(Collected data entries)
════════════════

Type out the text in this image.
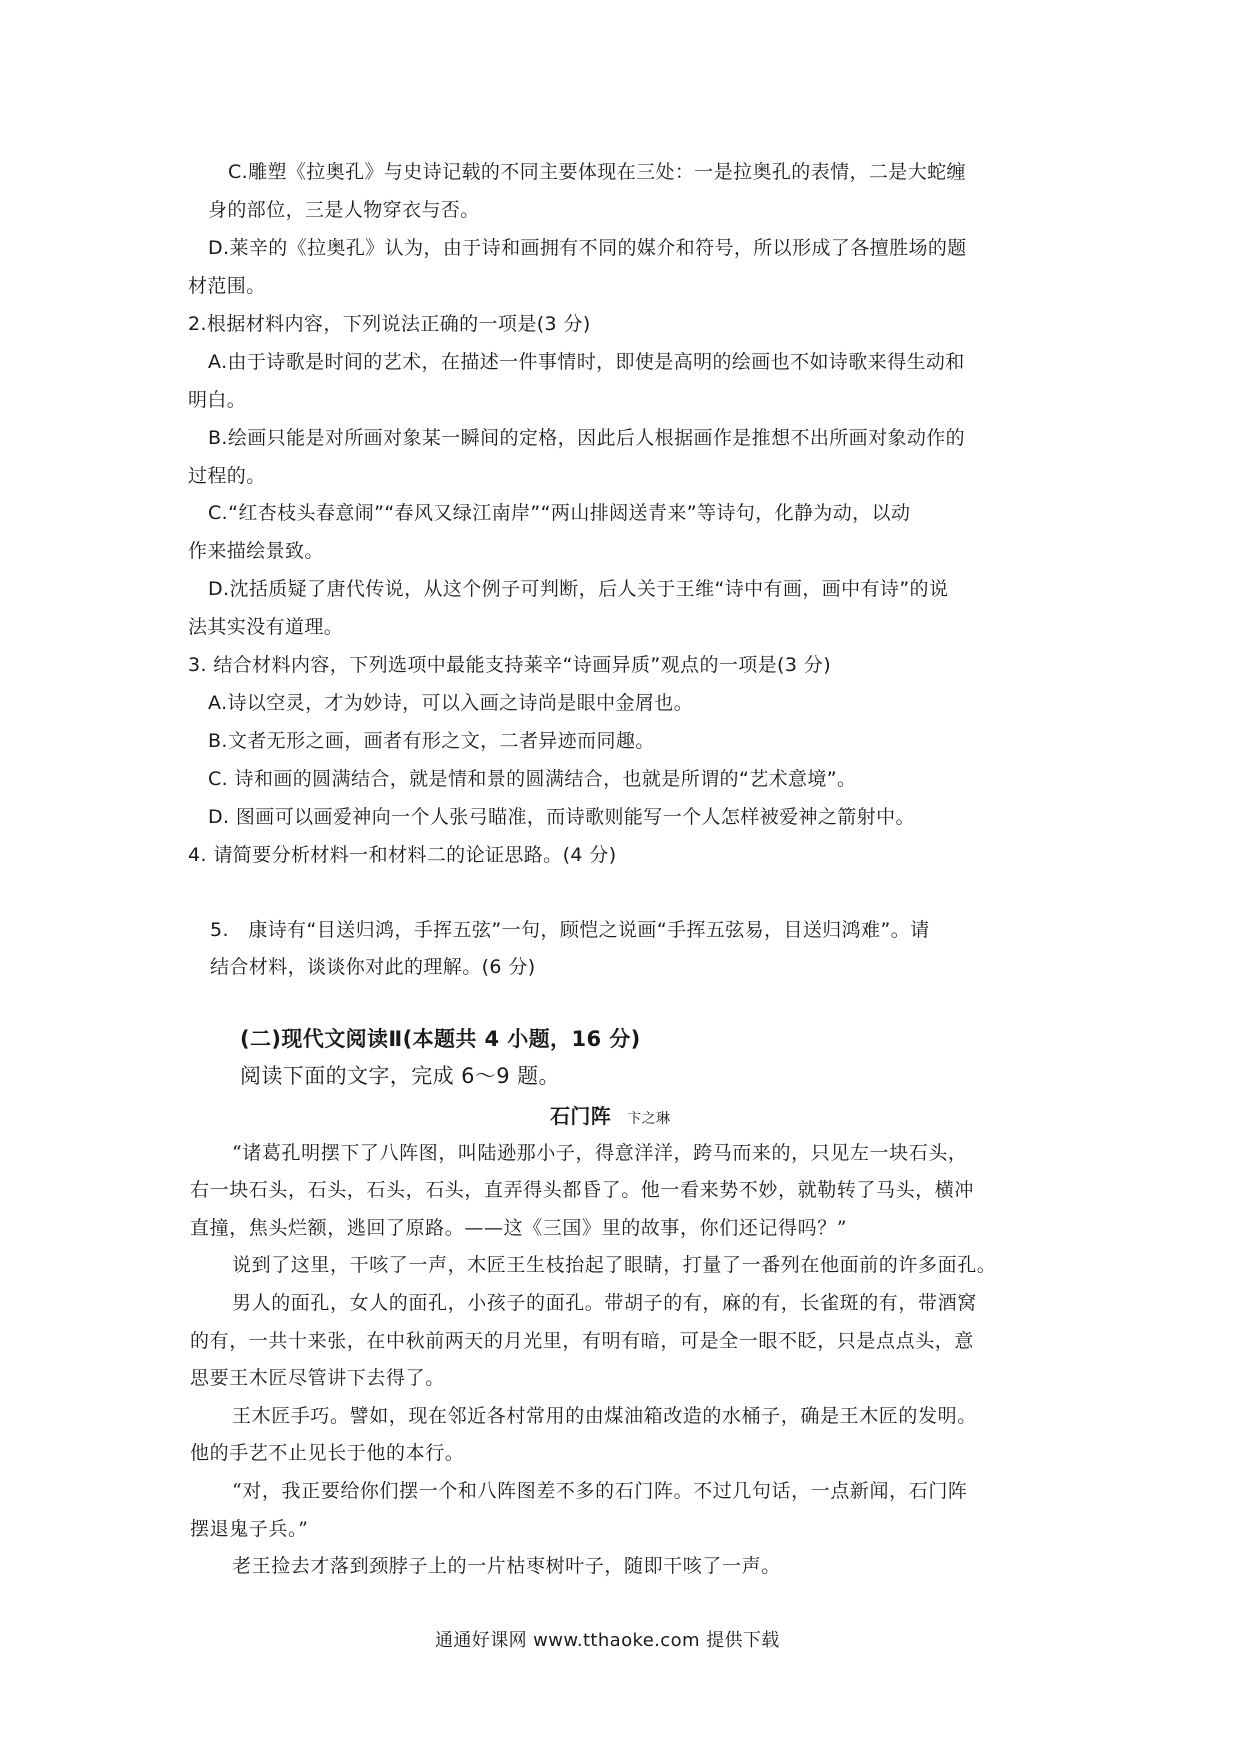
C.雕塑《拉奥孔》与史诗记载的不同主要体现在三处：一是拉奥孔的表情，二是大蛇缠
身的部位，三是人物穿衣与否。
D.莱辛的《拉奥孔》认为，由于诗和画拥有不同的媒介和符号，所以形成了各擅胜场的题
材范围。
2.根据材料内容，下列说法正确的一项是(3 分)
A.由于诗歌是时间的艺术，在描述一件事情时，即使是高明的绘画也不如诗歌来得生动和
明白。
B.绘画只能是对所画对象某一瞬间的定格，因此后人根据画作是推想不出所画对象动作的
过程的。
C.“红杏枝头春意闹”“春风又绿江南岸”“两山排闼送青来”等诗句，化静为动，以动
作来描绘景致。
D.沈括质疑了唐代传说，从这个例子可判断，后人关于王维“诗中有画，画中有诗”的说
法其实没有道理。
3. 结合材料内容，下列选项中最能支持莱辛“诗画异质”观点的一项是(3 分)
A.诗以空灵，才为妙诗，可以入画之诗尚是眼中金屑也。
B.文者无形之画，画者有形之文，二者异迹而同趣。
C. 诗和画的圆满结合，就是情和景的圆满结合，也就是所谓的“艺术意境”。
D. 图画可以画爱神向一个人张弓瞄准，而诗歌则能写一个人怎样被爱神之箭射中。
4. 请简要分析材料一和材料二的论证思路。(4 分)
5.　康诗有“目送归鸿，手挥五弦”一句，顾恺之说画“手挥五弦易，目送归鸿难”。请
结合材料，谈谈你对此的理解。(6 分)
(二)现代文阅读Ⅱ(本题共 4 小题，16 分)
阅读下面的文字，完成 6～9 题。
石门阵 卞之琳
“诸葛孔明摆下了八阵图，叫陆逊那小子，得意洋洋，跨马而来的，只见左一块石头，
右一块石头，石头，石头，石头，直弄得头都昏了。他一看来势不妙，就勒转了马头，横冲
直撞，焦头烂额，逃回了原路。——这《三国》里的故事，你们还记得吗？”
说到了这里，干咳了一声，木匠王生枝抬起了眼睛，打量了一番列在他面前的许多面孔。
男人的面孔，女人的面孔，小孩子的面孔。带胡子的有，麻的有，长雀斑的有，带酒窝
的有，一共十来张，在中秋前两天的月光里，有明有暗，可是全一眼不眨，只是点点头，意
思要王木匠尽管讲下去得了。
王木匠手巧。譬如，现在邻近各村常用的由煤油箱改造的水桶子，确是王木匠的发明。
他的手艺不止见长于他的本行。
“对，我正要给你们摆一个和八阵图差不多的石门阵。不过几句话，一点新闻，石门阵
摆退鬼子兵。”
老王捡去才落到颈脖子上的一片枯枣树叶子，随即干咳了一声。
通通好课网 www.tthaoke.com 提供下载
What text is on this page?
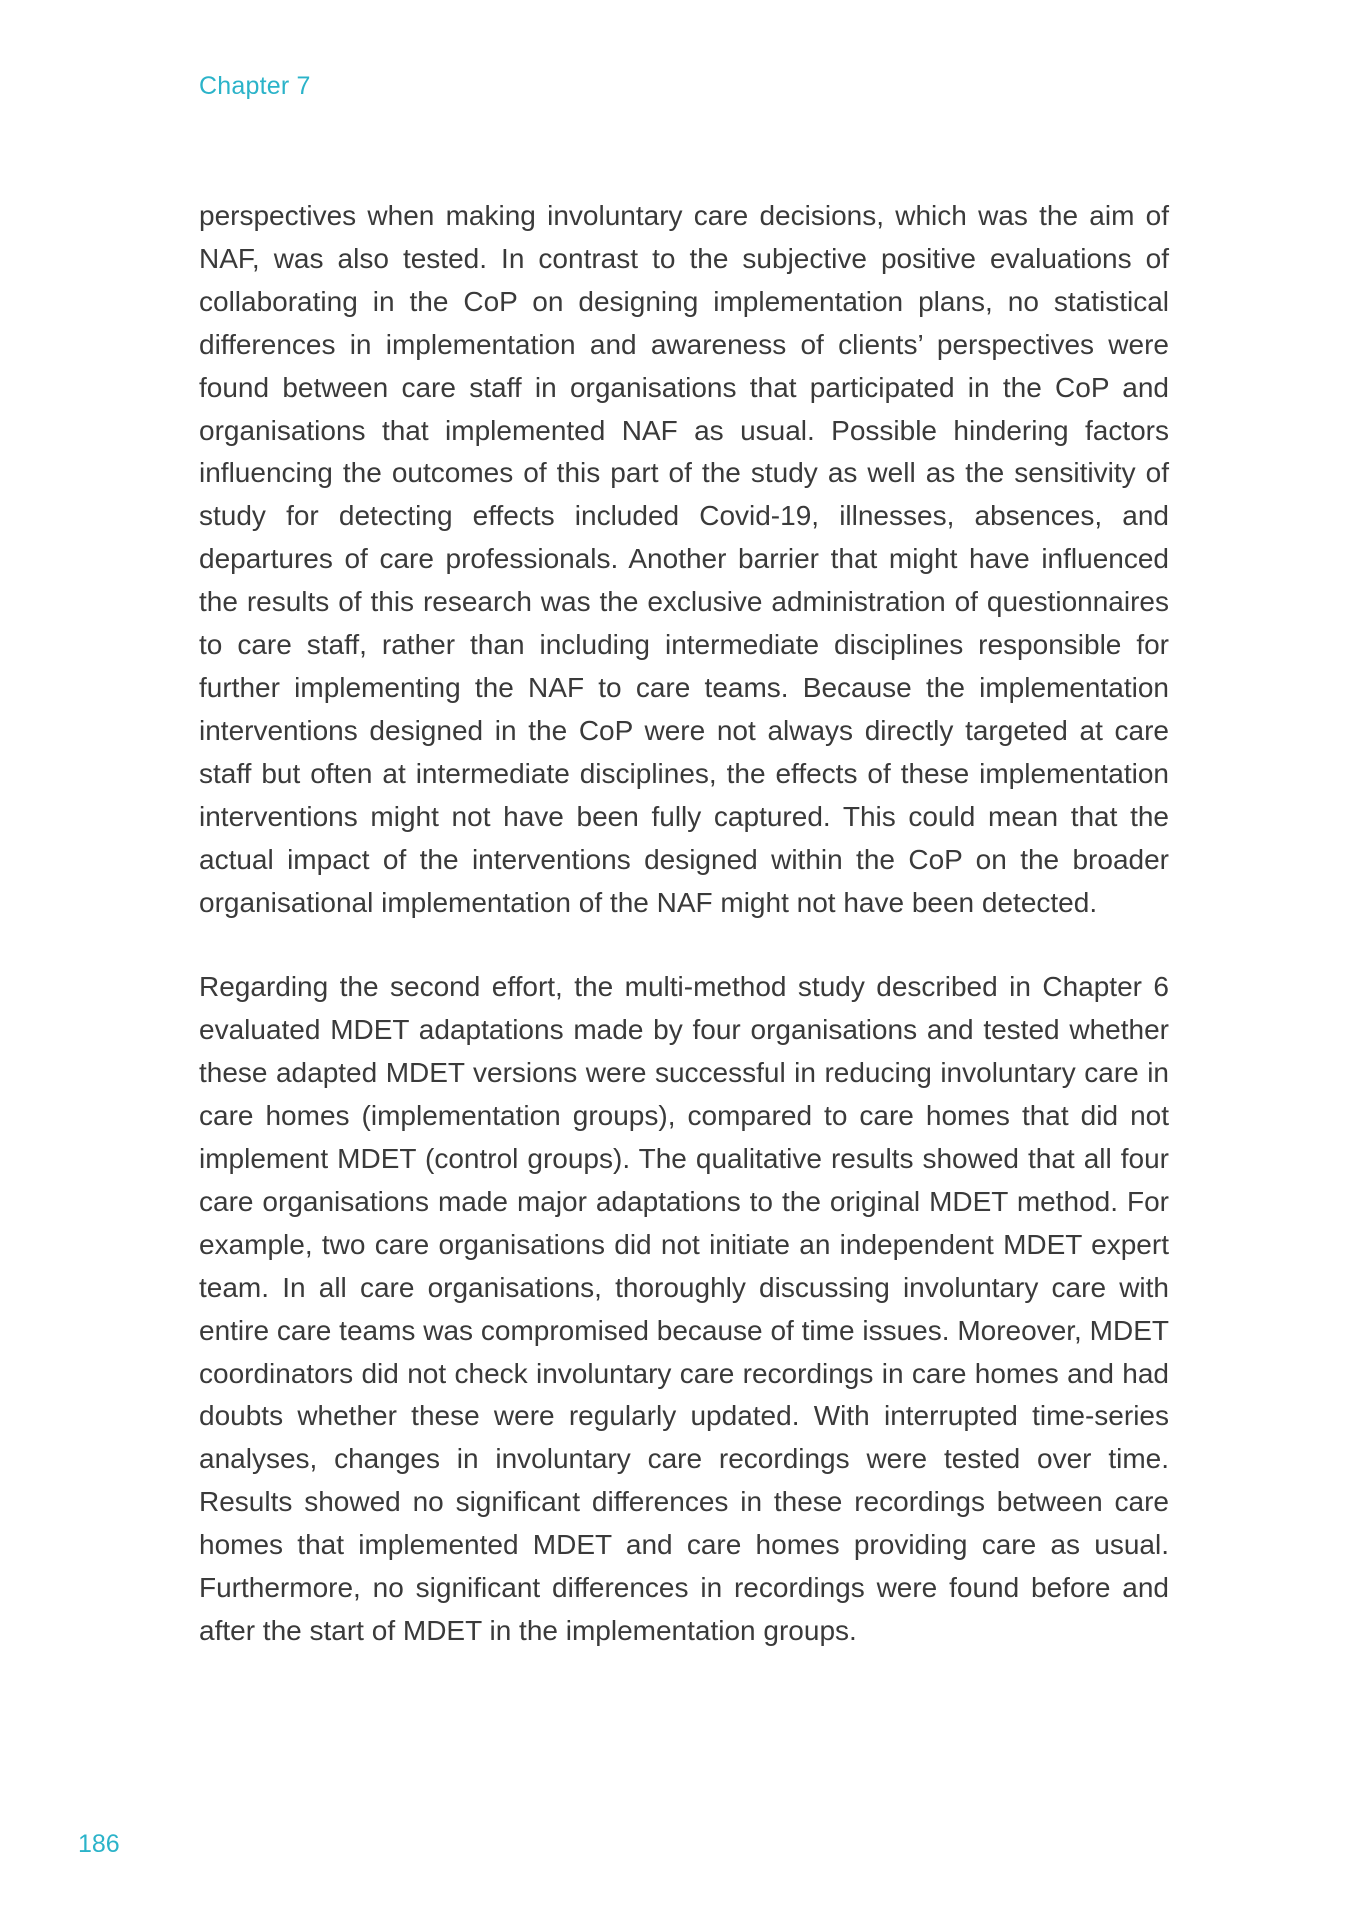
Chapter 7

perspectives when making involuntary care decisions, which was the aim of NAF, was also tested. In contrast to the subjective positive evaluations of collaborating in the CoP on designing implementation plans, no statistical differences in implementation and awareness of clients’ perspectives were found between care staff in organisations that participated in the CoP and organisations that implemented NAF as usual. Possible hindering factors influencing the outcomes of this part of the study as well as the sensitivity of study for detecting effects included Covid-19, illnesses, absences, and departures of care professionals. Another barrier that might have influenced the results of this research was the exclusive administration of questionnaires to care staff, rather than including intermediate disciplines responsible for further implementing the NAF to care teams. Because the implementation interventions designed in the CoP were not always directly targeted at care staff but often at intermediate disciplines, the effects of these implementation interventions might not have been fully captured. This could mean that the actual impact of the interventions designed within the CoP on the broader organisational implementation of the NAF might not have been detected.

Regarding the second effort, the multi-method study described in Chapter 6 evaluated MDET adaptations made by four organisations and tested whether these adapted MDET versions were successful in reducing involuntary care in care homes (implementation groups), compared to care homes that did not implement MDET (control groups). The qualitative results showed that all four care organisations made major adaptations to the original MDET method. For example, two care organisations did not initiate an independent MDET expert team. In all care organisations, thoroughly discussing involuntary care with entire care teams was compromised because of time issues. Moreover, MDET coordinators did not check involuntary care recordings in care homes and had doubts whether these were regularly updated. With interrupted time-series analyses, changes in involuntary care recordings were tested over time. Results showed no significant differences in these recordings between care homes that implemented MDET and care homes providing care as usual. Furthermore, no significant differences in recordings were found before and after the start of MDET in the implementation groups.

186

════════════════

DESCRIPTION OF THE TASK >>
Copy out the whole listing exactly, and don't carry over any pictures.

REPLY TO THE TASK >>
Type out the text in this image.
C.雕塑《拉奥孔》与史诗记载的不同主要体现在三处：一是拉奥孔的表情，二是大蛇缠
身的部位，三是人物穿衣与否。
D.莱辛的《拉奥孔》认为，由于诗和画拥有不同的媒介和符号，所以形成了各擅胜场的题
材范围。
2.根据材料内容，下列说法正确的一项是(3 分)
A.由于诗歌是时间的艺术，在描述一件事情时，即使是高明的绘画也不如诗歌来得生动和
明白。
B.绘画只能是对所画对象某一瞬间的定格，因此后人根据画作是推想不出所画对象动作的
过程的。
C.“红杏枝头春意闹”“春风又绿江南岸”“两山排闼送青来”等诗句，化静为动，以动
作来描绘景致。
D.沈括质疑了唐代传说，从这个例子可判断，后人关于王维“诗中有画，画中有诗”的说
法其实没有道理。
3. 结合材料内容，下列选项中最能支持莱辛“诗画异质”观点的一项是(3 分)
A.诗以空灵，才为妙诗，可以入画之诗尚是眼中金屑也。
B.文者无形之画，画者有形之文，二者异迹而同趣。
C. 诗和画的圆满结合，就是情和景的圆满结合，也就是所谓的“艺术意境”。
D. 图画可以画爱神向一个人张弓瞄准，而诗歌则能写一个人怎样被爱神之箭射中。
4. 请简要分析材料一和材料二的论证思路。(4 分)
5.　康诗有“目送归鸿，手挥五弦”一句，顾恺之说画“手挥五弦易，目送归鸿难”。请
结合材料，谈谈你对此的理解。(6 分)
(二)现代文阅读Ⅱ(本题共 4 小题，16 分)
阅读下面的文字，完成 6～9 题。
石门阵 卞之琳
“诸葛孔明摆下了八阵图，叫陆逊那小子，得意洋洋，跨马而来的，只见左一块石头，
右一块石头，石头，石头，石头，直弄得头都昏了。他一看来势不妙，就勒转了马头，横冲
直撞，焦头烂额，逃回了原路。——这《三国》里的故事，你们还记得吗？”
说到了这里，干咳了一声，木匠王生枝抬起了眼睛，打量了一番列在他面前的许多面孔。
男人的面孔，女人的面孔，小孩子的面孔。带胡子的有，麻的有，长雀斑的有，带酒窝
的有，一共十来张，在中秋前两天的月光里，有明有暗，可是全一眼不眨，只是点点头，意
思要王木匠尽管讲下去得了。
王木匠手巧。譬如，现在邻近各村常用的由煤油箱改造的水桶子，确是王木匠的发明。
他的手艺不止见长于他的本行。
“对，我正要给你们摆一个和八阵图差不多的石门阵。不过几句话，一点新闻，石门阵
摆退鬼子兵。”
老王捡去才落到颈脖子上的一片枯枣树叶子，随即干咳了一声。
通通好课网 www.tthaoke.com 提供下载
What text is on this page?
Chapter 7

perspectives when making involuntary care decisions, which was the aim of NAF, was also tested. In contrast to the subjective positive evaluations of collaborating in the CoP on designing implementation plans, no statistical differences in implementation and awareness of clients’ perspectives were found between care staff in organisations that participated in the CoP and organisations that implemented NAF as usual. Possible hindering factors influencing the outcomes of this part of the study as well as the sensitivity of study for detecting effects included Covid-19, illnesses, absences, and departures of care professionals. Another barrier that might have influenced the results of this research was the exclusive administration of questionnaires to care staff, rather than including intermediate disciplines responsible for further implementing the NAF to care teams. Because the implementation interventions designed in the CoP were not always directly targeted at care staff but often at intermediate disciplines, the effects of these implementation interventions might not have been fully captured. This could mean that the actual impact of the interventions designed within the CoP on the broader organisational implementation of the NAF might not have been detected.

Regarding the second effort, the multi-method study described in Chapter 6 evaluated MDET adaptations made by four organisations and tested whether these adapted MDET versions were successful in reducing involuntary care in care homes (implementation groups), compared to care homes that did not implement MDET (control groups). The qualitative results showed that all four care organisations made major adaptations to the original MDET method. For example, two care organisations did not initiate an independent MDET expert team. In all care organisations, thoroughly discussing involuntary care with entire care teams was compromised because of time issues. Moreover, MDET coordinators did not check involuntary care recordings in care homes and had doubts whether these were regularly updated. With interrupted time-series analyses, changes in involuntary care recordings were tested over time. Results showed no significant differences in these recordings between care homes that implemented MDET and care homes providing care as usual. Furthermore, no significant differences in recordings were found before and after the start of MDET in the implementation groups.

186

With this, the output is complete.